> Records for the task:
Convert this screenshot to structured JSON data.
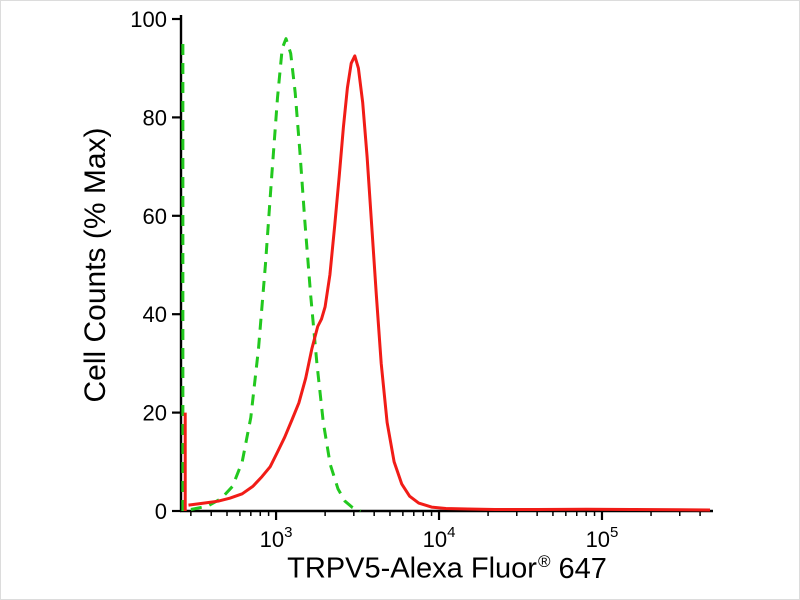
{
  "window": {
    "background": "#ffffff",
    "border_color": "#dcdcdc"
  },
  "chart_data": {
    "type": "line",
    "subtype": "flow-cytometry-histogram",
    "title": "",
    "xlabel": {
      "text": "TRPV5-Alexa Fluor",
      "superscript": "®",
      "suffix": "647"
    },
    "ylabel": "Cell Counts (% Max)",
    "x_scale": "log10",
    "x_range": [
      261,
      480000
    ],
    "x_major_ticks": [
      1000,
      10000,
      100000
    ],
    "x_tick_label_base": "10",
    "y_range": [
      0,
      100
    ],
    "y_ticks": [
      0,
      20,
      40,
      60,
      80,
      100
    ],
    "grid": false,
    "legend": "none",
    "colors": {
      "axis": "#000000",
      "green": "#22c81e",
      "red": "#f11c17"
    },
    "series": [
      {
        "id": "green-dashed-curve",
        "color": "#22c81e",
        "dash": [
          11,
          8
        ],
        "width": 3,
        "edge_spike": {
          "x": 268,
          "top": 96
        },
        "points": [
          [
            300,
            0.3
          ],
          [
            380,
            1
          ],
          [
            460,
            2.5
          ],
          [
            540,
            5
          ],
          [
            620,
            10
          ],
          [
            700,
            19
          ],
          [
            780,
            33
          ],
          [
            860,
            50
          ],
          [
            940,
            68
          ],
          [
            1020,
            84
          ],
          [
            1090,
            94
          ],
          [
            1150,
            96
          ],
          [
            1230,
            93
          ],
          [
            1310,
            85
          ],
          [
            1400,
            73
          ],
          [
            1500,
            59
          ],
          [
            1630,
            44
          ],
          [
            1780,
            30
          ],
          [
            1950,
            18
          ],
          [
            2150,
            9.5
          ],
          [
            2400,
            4.5
          ],
          [
            2650,
            2
          ],
          [
            2950,
            0.7
          ],
          [
            3300,
            0
          ]
        ]
      },
      {
        "id": "red-solid-curve",
        "color": "#f11c17",
        "dash": null,
        "width": 3,
        "edge_spike": {
          "x": 277,
          "top": 20
        },
        "points": [
          [
            290,
            1.2
          ],
          [
            360,
            1.6
          ],
          [
            440,
            2
          ],
          [
            520,
            2.6
          ],
          [
            620,
            3.5
          ],
          [
            720,
            5
          ],
          [
            820,
            7
          ],
          [
            920,
            9
          ],
          [
            1020,
            12
          ],
          [
            1130,
            15
          ],
          [
            1250,
            18.5
          ],
          [
            1380,
            22
          ],
          [
            1520,
            27
          ],
          [
            1660,
            33
          ],
          [
            1800,
            37.5
          ],
          [
            1900,
            39
          ],
          [
            2000,
            41.5
          ],
          [
            2140,
            48
          ],
          [
            2290,
            58
          ],
          [
            2440,
            68
          ],
          [
            2590,
            78
          ],
          [
            2740,
            86
          ],
          [
            2890,
            91
          ],
          [
            3040,
            92.5
          ],
          [
            3200,
            90
          ],
          [
            3400,
            83
          ],
          [
            3620,
            72
          ],
          [
            3860,
            58
          ],
          [
            4120,
            44
          ],
          [
            4420,
            30
          ],
          [
            4800,
            18
          ],
          [
            5300,
            10
          ],
          [
            5900,
            5.5
          ],
          [
            6600,
            3
          ],
          [
            7500,
            1.6
          ],
          [
            9000,
            0.8
          ],
          [
            11000,
            0.5
          ],
          [
            15000,
            0.4
          ],
          [
            22000,
            0.3
          ],
          [
            40000,
            0.3
          ],
          [
            80000,
            0.35
          ],
          [
            150000,
            0.3
          ],
          [
            300000,
            0.25
          ],
          [
            460000,
            0.2
          ]
        ]
      }
    ]
  }
}
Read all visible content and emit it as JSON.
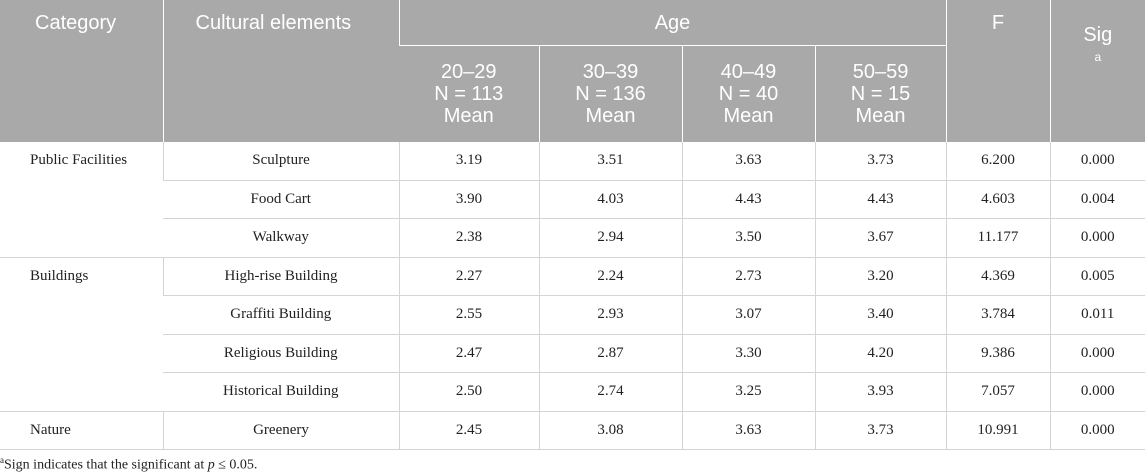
{
  "header": {
    "category": "Category",
    "cultural_elements": "Cultural elements",
    "age": "Age",
    "f": "F",
    "sig": "Sig",
    "sig_sup": "a",
    "age_groups": [
      {
        "range": "20–29",
        "n": "N = 113",
        "stat": "Mean"
      },
      {
        "range": "30–39",
        "n": "N = 136",
        "stat": "Mean"
      },
      {
        "range": "40–49",
        "n": "N = 40",
        "stat": "Mean"
      },
      {
        "range": "50–59",
        "n": "N = 15",
        "stat": "Mean"
      }
    ]
  },
  "categories": [
    {
      "label": "Public Facilities"
    },
    {
      "label": "Buildings"
    },
    {
      "label": "Nature"
    }
  ],
  "rows": [
    {
      "element": "Sculpture",
      "m1": "3.19",
      "m2": "3.51",
      "m3": "3.63",
      "m4": "3.73",
      "f": "6.200",
      "sig": "0.000"
    },
    {
      "element": "Food Cart",
      "m1": "3.90",
      "m2": "4.03",
      "m3": "4.43",
      "m4": "4.43",
      "f": "4.603",
      "sig": "0.004"
    },
    {
      "element": "Walkway",
      "m1": "2.38",
      "m2": "2.94",
      "m3": "3.50",
      "m4": "3.67",
      "f": "11.177",
      "sig": "0.000"
    },
    {
      "element": "High-rise Building",
      "m1": "2.27",
      "m2": "2.24",
      "m3": "2.73",
      "m4": "3.20",
      "f": "4.369",
      "sig": "0.005"
    },
    {
      "element": "Graffiti Building",
      "m1": "2.55",
      "m2": "2.93",
      "m3": "3.07",
      "m4": "3.40",
      "f": "3.784",
      "sig": "0.011"
    },
    {
      "element": "Religious Building",
      "m1": "2.47",
      "m2": "2.87",
      "m3": "3.30",
      "m4": "4.20",
      "f": "9.386",
      "sig": "0.000"
    },
    {
      "element": "Historical Building",
      "m1": "2.50",
      "m2": "2.74",
      "m3": "3.25",
      "m4": "3.93",
      "f": "7.057",
      "sig": "0.000"
    },
    {
      "element": "Greenery",
      "m1": "2.45",
      "m2": "3.08",
      "m3": "3.63",
      "m4": "3.73",
      "f": "10.991",
      "sig": "0.000"
    }
  ],
  "footnote": {
    "marker": "a",
    "text_before": "Sign indicates that the significant at ",
    "variable": "p",
    "text_after": " ≤ 0.05."
  },
  "colors": {
    "header_bg": "#a9a9a9",
    "header_text": "#ffffff",
    "row_border": "#d4d4d4"
  }
}
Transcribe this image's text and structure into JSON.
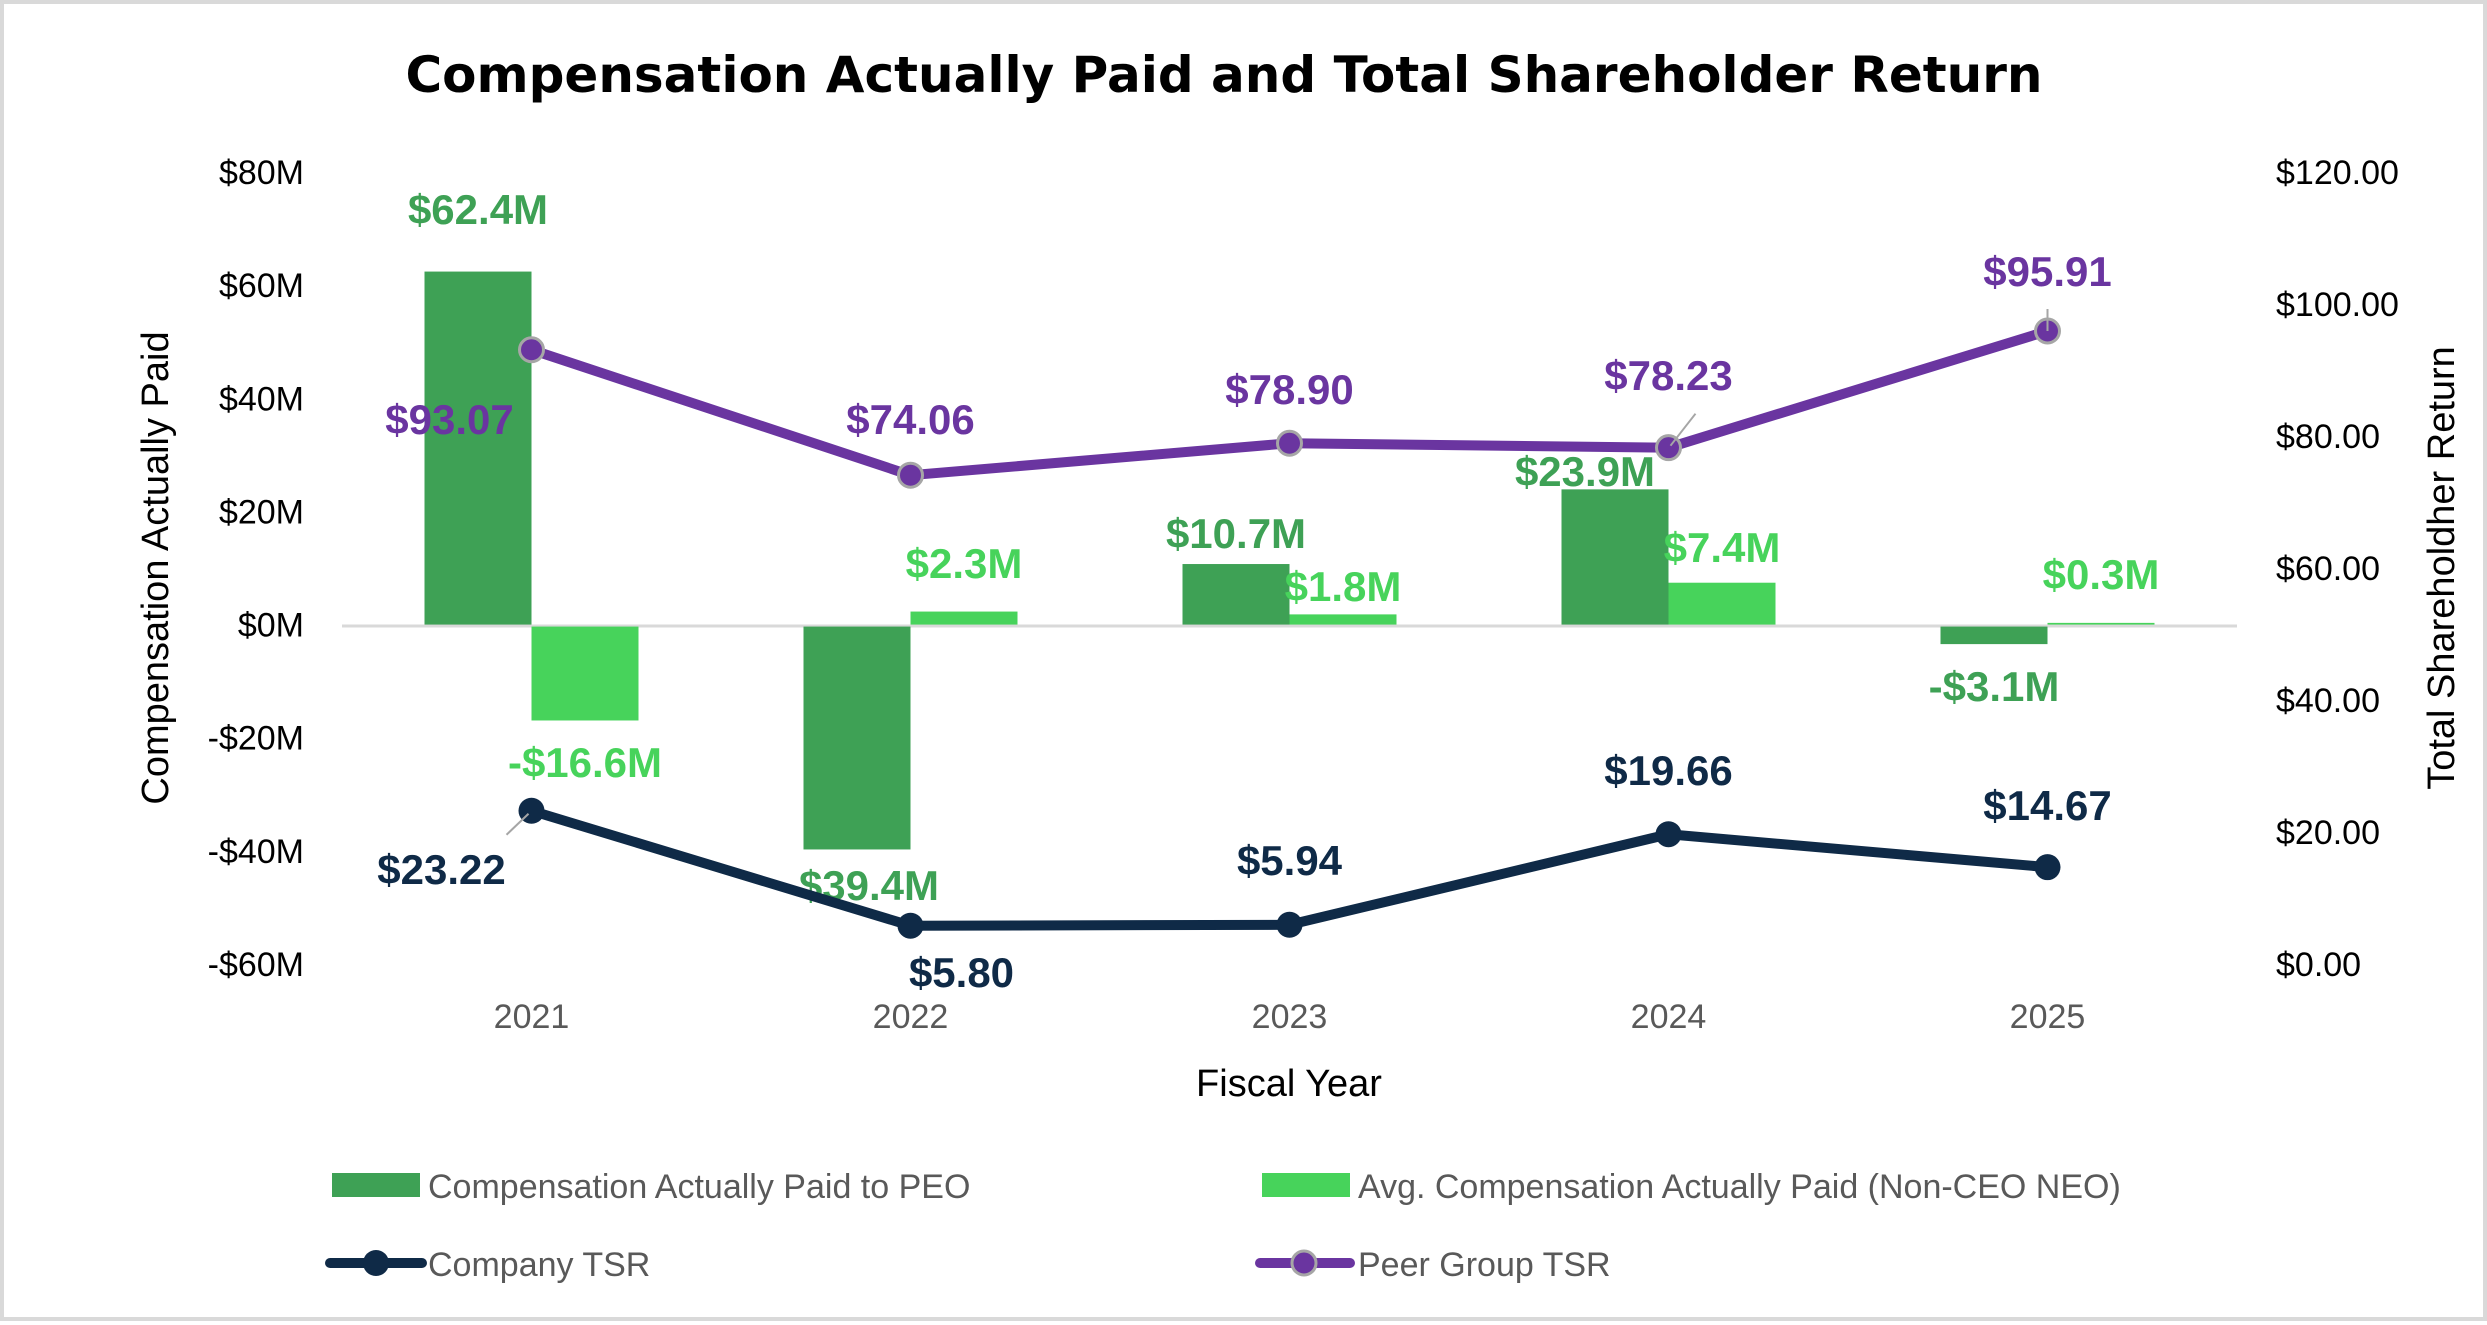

> Your instructions: Copy each line in full and exactly, omitting any picture.

> Exercise answer:
Convert this screenshot to structured JSON data.
{
  "window": {
    "background": "#ffffff",
    "border_color": "#dcdcdc"
  },
  "chart_data": {
    "type": "line",
    "subtype": "flow-cytometry-histogram",
    "title": "",
    "xlabel": {
      "text": "TRPV5-Alexa Fluor",
      "superscript": "®",
      "suffix": "647"
    },
    "ylabel": "Cell Counts (% Max)",
    "x_scale": "log10",
    "x_range": [
      261,
      480000
    ],
    "x_major_ticks": [
      1000,
      10000,
      100000
    ],
    "x_tick_label_base": "10",
    "y_range": [
      0,
      100
    ],
    "y_ticks": [
      0,
      20,
      40,
      60,
      80,
      100
    ],
    "grid": false,
    "legend": "none",
    "colors": {
      "axis": "#000000",
      "green": "#22c81e",
      "red": "#f11c17"
    },
    "series": [
      {
        "id": "green-dashed-curve",
        "color": "#22c81e",
        "dash": [
          11,
          8
        ],
        "width": 3,
        "edge_spike": {
          "x": 268,
          "top": 96
        },
        "points": [
          [
            300,
            0.3
          ],
          [
            380,
            1
          ],
          [
            460,
            2.5
          ],
          [
            540,
            5
          ],
          [
            620,
            10
          ],
          [
            700,
            19
          ],
          [
            780,
            33
          ],
          [
            860,
            50
          ],
          [
            940,
            68
          ],
          [
            1020,
            84
          ],
          [
            1090,
            94
          ],
          [
            1150,
            96
          ],
          [
            1230,
            93
          ],
          [
            1310,
            85
          ],
          [
            1400,
            73
          ],
          [
            1500,
            59
          ],
          [
            1630,
            44
          ],
          [
            1780,
            30
          ],
          [
            1950,
            18
          ],
          [
            2150,
            9.5
          ],
          [
            2400,
            4.5
          ],
          [
            2650,
            2
          ],
          [
            2950,
            0.7
          ],
          [
            3300,
            0
          ]
        ]
      },
      {
        "id": "red-solid-curve",
        "color": "#f11c17",
        "dash": null,
        "width": 3,
        "edge_spike": {
          "x": 277,
          "top": 20
        },
        "points": [
          [
            290,
            1.2
          ],
          [
            360,
            1.6
          ],
          [
            440,
            2
          ],
          [
            520,
            2.6
          ],
          [
            620,
            3.5
          ],
          [
            720,
            5
          ],
          [
            820,
            7
          ],
          [
            920,
            9
          ],
          [
            1020,
            12
          ],
          [
            1130,
            15
          ],
          [
            1250,
            18.5
          ],
          [
            1380,
            22
          ],
          [
            1520,
            27
          ],
          [
            1660,
            33
          ],
          [
            1800,
            37.5
          ],
          [
            1900,
            39
          ],
          [
            2000,
            41.5
          ],
          [
            2140,
            48
          ],
          [
            2290,
            58
          ],
          [
            2440,
            68
          ],
          [
            2590,
            78
          ],
          [
            2740,
            86
          ],
          [
            2890,
            91
          ],
          [
            3040,
            92.5
          ],
          [
            3200,
            90
          ],
          [
            3400,
            83
          ],
          [
            3620,
            72
          ],
          [
            3860,
            58
          ],
          [
            4120,
            44
          ],
          [
            4420,
            30
          ],
          [
            4800,
            18
          ],
          [
            5300,
            10
          ],
          [
            5900,
            5.5
          ],
          [
            6600,
            3
          ],
          [
            7500,
            1.6
          ],
          [
            9000,
            0.8
          ],
          [
            11000,
            0.5
          ],
          [
            15000,
            0.4
          ],
          [
            22000,
            0.3
          ],
          [
            40000,
            0.3
          ],
          [
            80000,
            0.35
          ],
          [
            150000,
            0.3
          ],
          [
            300000,
            0.25
          ],
          [
            460000,
            0.2
          ]
        ]
      }
    ]
  }
}
Read all visible content and emit it as JSON.
{
  "header": {
    "category": "Category",
    "cultural_elements": "Cultural elements",
    "age": "Age",
    "f": "F",
    "sig": "Sig",
    "sig_sup": "a",
    "age_groups": [
      {
        "range": "20–29",
        "n": "N = 113",
        "stat": "Mean"
      },
      {
        "range": "30–39",
        "n": "N = 136",
        "stat": "Mean"
      },
      {
        "range": "40–49",
        "n": "N = 40",
        "stat": "Mean"
      },
      {
        "range": "50–59",
        "n": "N = 15",
        "stat": "Mean"
      }
    ]
  },
  "categories": [
    {
      "label": "Public Facilities"
    },
    {
      "label": "Buildings"
    },
    {
      "label": "Nature"
    }
  ],
  "rows": [
    {
      "element": "Sculpture",
      "m1": "3.19",
      "m2": "3.51",
      "m3": "3.63",
      "m4": "3.73",
      "f": "6.200",
      "sig": "0.000"
    },
    {
      "element": "Food Cart",
      "m1": "3.90",
      "m2": "4.03",
      "m3": "4.43",
      "m4": "4.43",
      "f": "4.603",
      "sig": "0.004"
    },
    {
      "element": "Walkway",
      "m1": "2.38",
      "m2": "2.94",
      "m3": "3.50",
      "m4": "3.67",
      "f": "11.177",
      "sig": "0.000"
    },
    {
      "element": "High-rise Building",
      "m1": "2.27",
      "m2": "2.24",
      "m3": "2.73",
      "m4": "3.20",
      "f": "4.369",
      "sig": "0.005"
    },
    {
      "element": "Graffiti Building",
      "m1": "2.55",
      "m2": "2.93",
      "m3": "3.07",
      "m4": "3.40",
      "f": "3.784",
      "sig": "0.011"
    },
    {
      "element": "Religious Building",
      "m1": "2.47",
      "m2": "2.87",
      "m3": "3.30",
      "m4": "4.20",
      "f": "9.386",
      "sig": "0.000"
    },
    {
      "element": "Historical Building",
      "m1": "2.50",
      "m2": "2.74",
      "m3": "3.25",
      "m4": "3.93",
      "f": "7.057",
      "sig": "0.000"
    },
    {
      "element": "Greenery",
      "m1": "2.45",
      "m2": "3.08",
      "m3": "3.63",
      "m4": "3.73",
      "f": "10.991",
      "sig": "0.000"
    }
  ],
  "footnote": {
    "marker": "a",
    "text_before": "Sign indicates that the significant at ",
    "variable": "p",
    "text_after": " ≤ 0.05."
  },
  "colors": {
    "header_bg": "#a9a9a9",
    "header_text": "#ffffff",
    "row_border": "#d4d4d4"
  }
}
Transcribe this image's text and structure into JSON.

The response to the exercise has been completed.